▶ **DIRECTIVE**: Copy every line from the data below in which the string "this" can be found.

▶ **Dataset rows**:
========================
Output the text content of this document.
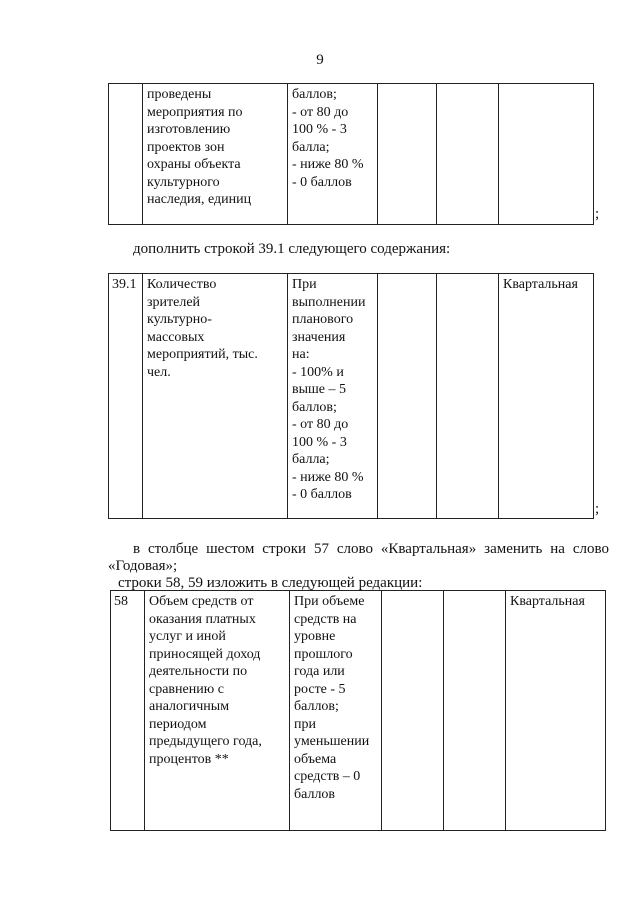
9
	проведены
мероприятия по
изготовлению
проектов зон
охраны объекта
культурного
наследия, единиц	баллов;
- от 80 до
100 % - 3
балла;
- ниже 80 %
- 0 баллов			
;
дополнить строкой 39.1 следующего содержания:
39.1	Количество
зрителей
культурно-
массовых
мероприятий, тыс.
чел.	При
выполнении
планового
значения
на:
- 100% и
выше – 5
баллов;
- от 80 до
100 % - 3
балла;
- ниже 80 %
- 0 баллов			Квартальная
;
в столбце шестом строки 57 слово «Квартальная» заменить на слово
«Годовая»;
строки 58, 59 изложить в следующей редакции:
58	Объем средств от
оказания платных
услуг и иной
приносящей доход
деятельности по
сравнению с
аналогичным
периодом
предыдущего года,
процентов **	При объеме
средств на
уровне
прошлого
года или
росте - 5
баллов;
при
уменьшении
объема
средств – 0
баллов			Квартальная
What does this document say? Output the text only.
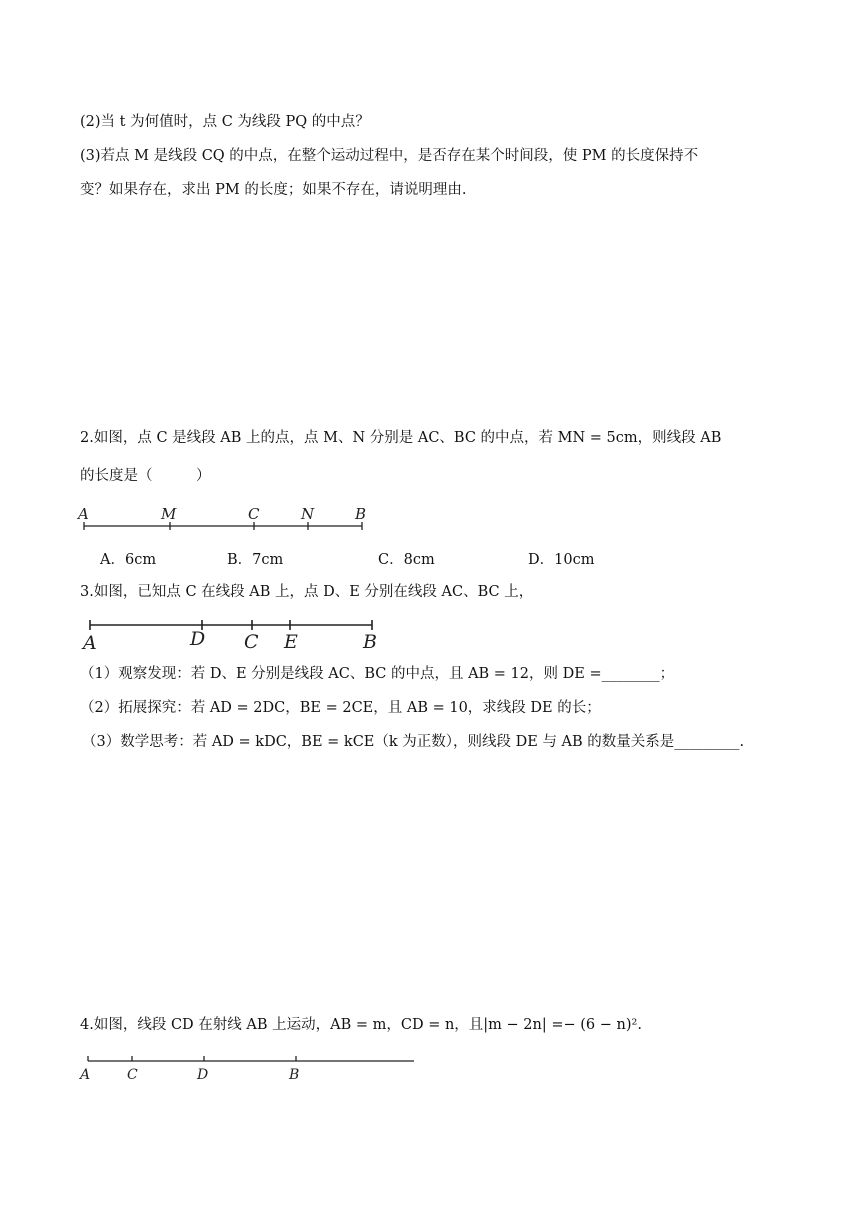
(2)当 t 为何值时，点 C 为线段 PQ 的中点？
(3)若点 M 是线段 CQ 的中点，在整个运动过程中，是否存在某个时间段，使 PM 的长度保持不
变？如果存在，求出 PM 的长度；如果不存在，请说明理由.
2.如图，点 C 是线段 AB 上的点，点 M、N 分别是 AC、BC 的中点，若 MN = 5cm，则线段 AB
的长度是（　　　）
A	M	C	N	B
A	D C E	B
A	C	D	B
A．6cm	B．7cm	C．8cm	D．10cm
3.如图，已知点 C 在线段 AB 上，点 D、E 分别在线段 AC、BC 上，
（1）观察发现：若 D、E 分别是线段 AC、BC 的中点，且 AB = 12，则 DE =________；
（2）拓展探究：若 AD = 2DC，BE = 2CE，且 AB = 10，求线段 DE 的长；
（3）数学思考：若 AD = kDC，BE = kCE（k 为正数），则线段 DE 与 AB 的数量关系是_________.
4.如图，线段 CD 在射线 AB 上运动，AB = m，CD = n，且|m − 2n| =− (6 − n)².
========================
▶ **WRITTEN ANSWER**:
Output the text content of this document.
What does this document say? Output the text only.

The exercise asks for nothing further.